**Dataset items:**
━━━━

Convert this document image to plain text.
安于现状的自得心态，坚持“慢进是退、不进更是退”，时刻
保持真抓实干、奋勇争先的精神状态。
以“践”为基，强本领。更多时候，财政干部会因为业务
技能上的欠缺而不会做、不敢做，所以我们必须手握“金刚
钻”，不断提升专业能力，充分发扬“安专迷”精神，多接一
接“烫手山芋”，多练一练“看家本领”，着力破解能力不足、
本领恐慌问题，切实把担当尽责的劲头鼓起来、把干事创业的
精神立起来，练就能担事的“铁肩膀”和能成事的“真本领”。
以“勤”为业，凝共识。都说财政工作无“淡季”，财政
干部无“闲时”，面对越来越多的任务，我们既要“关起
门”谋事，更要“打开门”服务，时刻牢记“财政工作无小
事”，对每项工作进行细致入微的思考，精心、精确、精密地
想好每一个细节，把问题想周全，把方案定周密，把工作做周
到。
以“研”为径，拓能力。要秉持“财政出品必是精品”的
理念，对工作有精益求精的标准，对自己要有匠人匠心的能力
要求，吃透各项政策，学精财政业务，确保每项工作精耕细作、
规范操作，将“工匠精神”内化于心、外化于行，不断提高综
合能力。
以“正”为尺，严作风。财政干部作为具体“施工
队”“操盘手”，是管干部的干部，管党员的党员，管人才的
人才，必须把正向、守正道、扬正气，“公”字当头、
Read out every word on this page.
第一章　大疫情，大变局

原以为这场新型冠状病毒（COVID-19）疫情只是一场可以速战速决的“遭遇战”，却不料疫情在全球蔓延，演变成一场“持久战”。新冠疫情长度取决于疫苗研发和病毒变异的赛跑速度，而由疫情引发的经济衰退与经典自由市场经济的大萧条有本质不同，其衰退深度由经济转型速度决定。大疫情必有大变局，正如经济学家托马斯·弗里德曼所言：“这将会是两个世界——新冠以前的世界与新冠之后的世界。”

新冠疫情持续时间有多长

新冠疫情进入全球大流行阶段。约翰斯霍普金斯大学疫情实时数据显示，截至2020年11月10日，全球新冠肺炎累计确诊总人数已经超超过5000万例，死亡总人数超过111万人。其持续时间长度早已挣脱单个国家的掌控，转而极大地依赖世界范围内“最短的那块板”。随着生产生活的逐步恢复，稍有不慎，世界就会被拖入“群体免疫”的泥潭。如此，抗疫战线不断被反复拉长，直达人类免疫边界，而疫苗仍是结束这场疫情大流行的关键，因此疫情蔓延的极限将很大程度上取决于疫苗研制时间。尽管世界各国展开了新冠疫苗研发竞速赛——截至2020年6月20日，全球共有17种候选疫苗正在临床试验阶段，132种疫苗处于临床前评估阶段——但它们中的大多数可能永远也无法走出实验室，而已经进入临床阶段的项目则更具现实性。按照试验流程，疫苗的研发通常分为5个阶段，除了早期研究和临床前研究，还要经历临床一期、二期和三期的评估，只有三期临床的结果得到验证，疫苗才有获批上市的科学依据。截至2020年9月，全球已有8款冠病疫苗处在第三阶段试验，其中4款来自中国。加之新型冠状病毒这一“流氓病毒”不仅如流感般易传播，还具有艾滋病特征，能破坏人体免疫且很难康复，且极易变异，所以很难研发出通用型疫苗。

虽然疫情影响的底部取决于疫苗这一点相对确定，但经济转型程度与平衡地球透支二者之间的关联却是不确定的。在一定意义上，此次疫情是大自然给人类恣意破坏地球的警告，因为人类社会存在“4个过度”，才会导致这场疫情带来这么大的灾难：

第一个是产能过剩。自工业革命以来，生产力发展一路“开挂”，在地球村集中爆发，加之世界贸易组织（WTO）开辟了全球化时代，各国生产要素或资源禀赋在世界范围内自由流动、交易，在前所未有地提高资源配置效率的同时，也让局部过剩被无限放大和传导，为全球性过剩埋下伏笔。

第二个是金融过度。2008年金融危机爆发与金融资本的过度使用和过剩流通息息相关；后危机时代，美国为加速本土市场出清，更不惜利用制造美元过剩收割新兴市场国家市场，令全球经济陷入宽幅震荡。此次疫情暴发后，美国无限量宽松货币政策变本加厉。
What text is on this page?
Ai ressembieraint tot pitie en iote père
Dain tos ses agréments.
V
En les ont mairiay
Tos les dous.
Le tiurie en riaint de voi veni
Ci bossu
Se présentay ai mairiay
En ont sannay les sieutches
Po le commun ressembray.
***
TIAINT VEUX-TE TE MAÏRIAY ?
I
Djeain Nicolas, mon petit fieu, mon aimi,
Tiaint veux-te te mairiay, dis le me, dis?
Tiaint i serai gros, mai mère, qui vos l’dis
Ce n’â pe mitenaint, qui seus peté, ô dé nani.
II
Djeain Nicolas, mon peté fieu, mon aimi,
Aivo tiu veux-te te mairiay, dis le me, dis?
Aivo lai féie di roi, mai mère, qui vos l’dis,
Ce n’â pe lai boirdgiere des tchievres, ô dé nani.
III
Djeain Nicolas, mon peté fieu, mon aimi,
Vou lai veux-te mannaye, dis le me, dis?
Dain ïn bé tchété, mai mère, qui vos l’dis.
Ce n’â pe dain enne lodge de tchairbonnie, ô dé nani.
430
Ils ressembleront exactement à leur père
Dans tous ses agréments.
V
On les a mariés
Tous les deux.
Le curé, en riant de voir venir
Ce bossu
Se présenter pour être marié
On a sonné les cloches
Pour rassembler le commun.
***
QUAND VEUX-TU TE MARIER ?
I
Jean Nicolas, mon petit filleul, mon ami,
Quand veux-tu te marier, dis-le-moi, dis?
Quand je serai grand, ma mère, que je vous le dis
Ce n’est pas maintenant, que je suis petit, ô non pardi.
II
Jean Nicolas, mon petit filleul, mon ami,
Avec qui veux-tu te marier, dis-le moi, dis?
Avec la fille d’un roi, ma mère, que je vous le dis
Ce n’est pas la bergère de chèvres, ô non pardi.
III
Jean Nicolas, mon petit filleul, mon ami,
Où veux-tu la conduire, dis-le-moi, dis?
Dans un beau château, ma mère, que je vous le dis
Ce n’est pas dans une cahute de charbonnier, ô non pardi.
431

━━━━

**What is required:**
For this exercise, gather every line of the data that contains the word "serai".

**Solution to the problem:**
Tiaint i serai gros, mai mère, qui vos l’dis
Quand je serai grand, ma mère, que je vous le dis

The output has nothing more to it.